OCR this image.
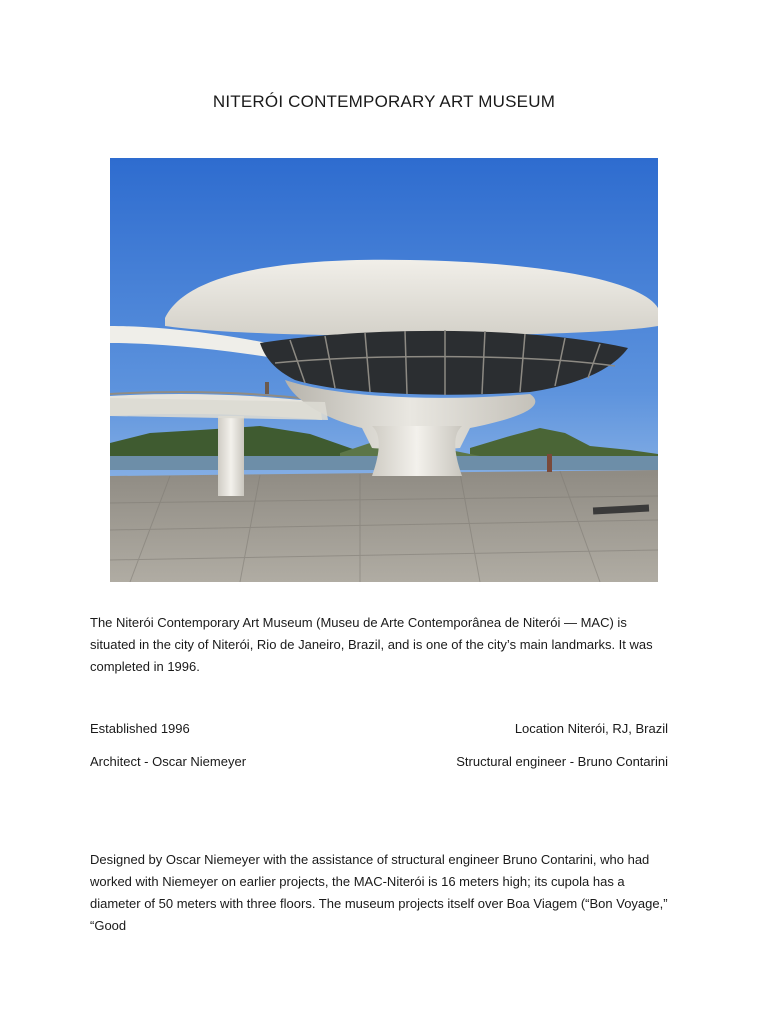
NITERÓI CONTEMPORARY ART MUSEUM
The Niterói Contemporary Art Museum (Museu de Arte Contemporânea de Niterói — MAC) is situated in the city of Niterói, Rio de Janeiro, Brazil, and is one of the city’s main landmarks. It was completed in 1996.
Established 1996	Location Niterói, RJ, Brazil
Architect - Oscar Niemeyer	Structural engineer - Bruno Contarini
Designed by Oscar Niemeyer with the assistance of structural engineer Bruno Contarini, who had worked with Niemeyer on earlier projects, the MAC-Niterói is 16 meters high; its cupola has a diameter of 50 meters with three floors. The museum projects itself over Boa Viagem (“Bon Voyage,” “Good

• [JOB]: In the entries above, identify every line with the string "Oscar".

• [EXPECTED OUTPUT]:
Architect - Oscar Niemeyer	Structural engineer - Bruno Contarini
Designed by Oscar Niemeyer with the assistance of structural engineer Bruno Contarini, who had worked with Niemeyer on earlier projects, the MAC-Niterói is 16 meters high; its cupola has a diameter of 50 meters with three floors. The museum projects itself over Boa Viagem (“Bon Voyage,” “Good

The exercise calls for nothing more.